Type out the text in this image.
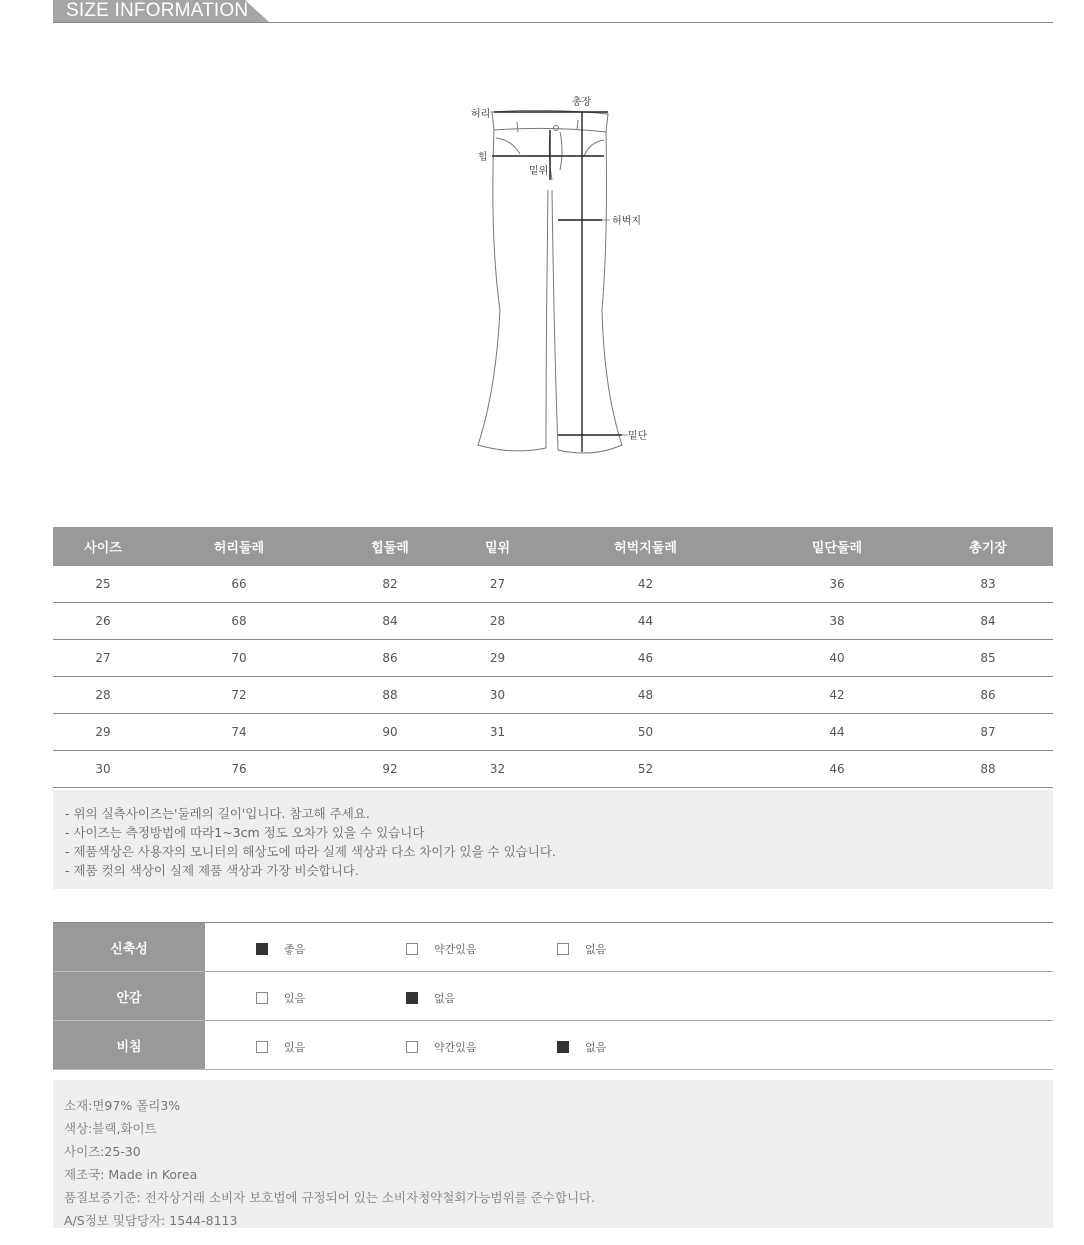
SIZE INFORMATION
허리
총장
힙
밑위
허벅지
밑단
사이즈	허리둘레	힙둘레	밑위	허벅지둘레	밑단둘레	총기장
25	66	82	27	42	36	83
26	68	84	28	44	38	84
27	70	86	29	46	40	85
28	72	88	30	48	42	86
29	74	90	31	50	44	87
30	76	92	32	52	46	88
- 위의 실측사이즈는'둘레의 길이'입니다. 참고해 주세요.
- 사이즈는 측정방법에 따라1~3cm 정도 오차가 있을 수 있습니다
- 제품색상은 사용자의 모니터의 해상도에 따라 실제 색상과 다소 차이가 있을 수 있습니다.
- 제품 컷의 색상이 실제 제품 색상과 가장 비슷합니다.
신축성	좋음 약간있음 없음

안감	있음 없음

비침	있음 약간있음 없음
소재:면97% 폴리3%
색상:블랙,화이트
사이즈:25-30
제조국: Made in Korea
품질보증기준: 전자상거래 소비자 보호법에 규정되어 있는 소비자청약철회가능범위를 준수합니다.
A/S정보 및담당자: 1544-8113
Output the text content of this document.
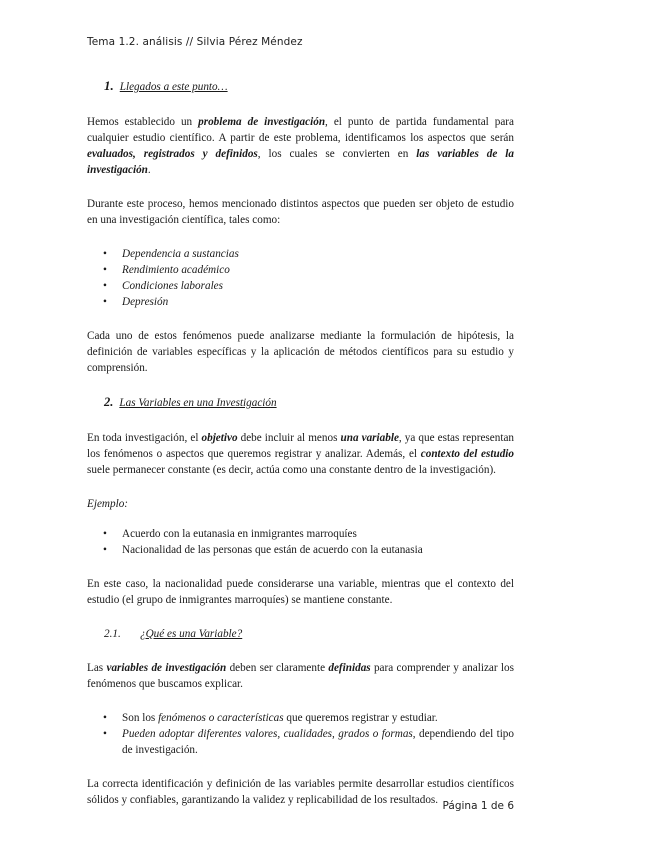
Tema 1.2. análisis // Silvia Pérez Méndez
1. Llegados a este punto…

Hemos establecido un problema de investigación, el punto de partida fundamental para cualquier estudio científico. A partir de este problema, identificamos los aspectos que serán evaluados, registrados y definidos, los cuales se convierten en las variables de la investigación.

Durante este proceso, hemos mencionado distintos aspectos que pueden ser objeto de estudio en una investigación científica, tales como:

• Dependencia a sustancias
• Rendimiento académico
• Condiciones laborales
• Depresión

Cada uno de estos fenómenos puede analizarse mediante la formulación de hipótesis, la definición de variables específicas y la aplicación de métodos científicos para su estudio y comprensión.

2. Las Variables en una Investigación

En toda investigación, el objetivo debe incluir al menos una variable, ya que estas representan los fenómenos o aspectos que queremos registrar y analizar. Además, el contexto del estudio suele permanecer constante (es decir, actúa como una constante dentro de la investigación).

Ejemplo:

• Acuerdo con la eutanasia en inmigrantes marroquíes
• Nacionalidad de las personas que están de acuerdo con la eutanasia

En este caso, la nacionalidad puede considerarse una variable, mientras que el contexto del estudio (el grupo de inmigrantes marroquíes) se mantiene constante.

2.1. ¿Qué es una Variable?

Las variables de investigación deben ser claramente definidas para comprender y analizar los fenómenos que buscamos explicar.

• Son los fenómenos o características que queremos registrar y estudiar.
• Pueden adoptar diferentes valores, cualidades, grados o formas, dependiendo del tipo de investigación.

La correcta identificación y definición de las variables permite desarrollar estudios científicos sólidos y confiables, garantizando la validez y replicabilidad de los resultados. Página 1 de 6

####################

__Stated problem__
Pictures are excluded; repeat every record exactly.

__Output__
Type out the text in this image.
SIZE INFORMATION
허리
총장
힙
밑위
허벅지
밑단
사이즈	허리둘레	힙둘레	밑위	허벅지둘레	밑단둘레	총기장
25	66	82	27	42	36	83
26	68	84	28	44	38	84
27	70	86	29	46	40	85
28	72	88	30	48	42	86
29	74	90	31	50	44	87
30	76	92	32	52	46	88
- 위의 실측사이즈는'둘레의 길이'입니다. 참고해 주세요.
- 사이즈는 측정방법에 따라1~3cm 정도 오차가 있을 수 있습니다
- 제품색상은 사용자의 모니터의 해상도에 따라 실제 색상과 다소 차이가 있을 수 있습니다.
- 제품 컷의 색상이 실제 제품 색상과 가장 비슷합니다.
신축성	좋음 약간있음 없음

안감	있음 없음

비침	있음 약간있음 없음
소재:면97% 폴리3%
색상:블랙,화이트
사이즈:25-30
제조국: Made in Korea
품질보증기준: 전자상거래 소비자 보호법에 규정되어 있는 소비자청약철회가능범위를 준수합니다.
A/S정보 및담당자: 1544-8113
Output the text content of this document.
Tema 1.2. análisis // Silvia Pérez Méndez
1. Llegados a este punto…

Hemos establecido un problema de investigación, el punto de partida fundamental para cualquier estudio científico. A partir de este problema, identificamos los aspectos que serán evaluados, registrados y definidos, los cuales se convierten en las variables de la investigación.

Durante este proceso, hemos mencionado distintos aspectos que pueden ser objeto de estudio en una investigación científica, tales como:

• Dependencia a sustancias
• Rendimiento académico
• Condiciones laborales
• Depresión

Cada uno de estos fenómenos puede analizarse mediante la formulación de hipótesis, la definición de variables específicas y la aplicación de métodos científicos para su estudio y comprensión.

2. Las Variables en una Investigación

En toda investigación, el objetivo debe incluir al menos una variable, ya que estas representan los fenómenos o aspectos que queremos registrar y analizar. Además, el contexto del estudio suele permanecer constante (es decir, actúa como una constante dentro de la investigación).

Ejemplo:

• Acuerdo con la eutanasia en inmigrantes marroquíes
• Nacionalidad de las personas que están de acuerdo con la eutanasia

En este caso, la nacionalidad puede considerarse una variable, mientras que el contexto del estudio (el grupo de inmigrantes marroquíes) se mantiene constante.

2.1. ¿Qué es una Variable?

Las variables de investigación deben ser claramente definidas para comprender y analizar los fenómenos que buscamos explicar.

• Son los fenómenos o características que queremos registrar y estudiar.
• Pueden adoptar diferentes valores, cualidades, grados o formas, dependiendo del tipo de investigación.

La correcta identificación y definición de las variables permite desarrollar estudios científicos sólidos y confiables, garantizando la validez y replicabilidad de los resultados. Página 1 de 6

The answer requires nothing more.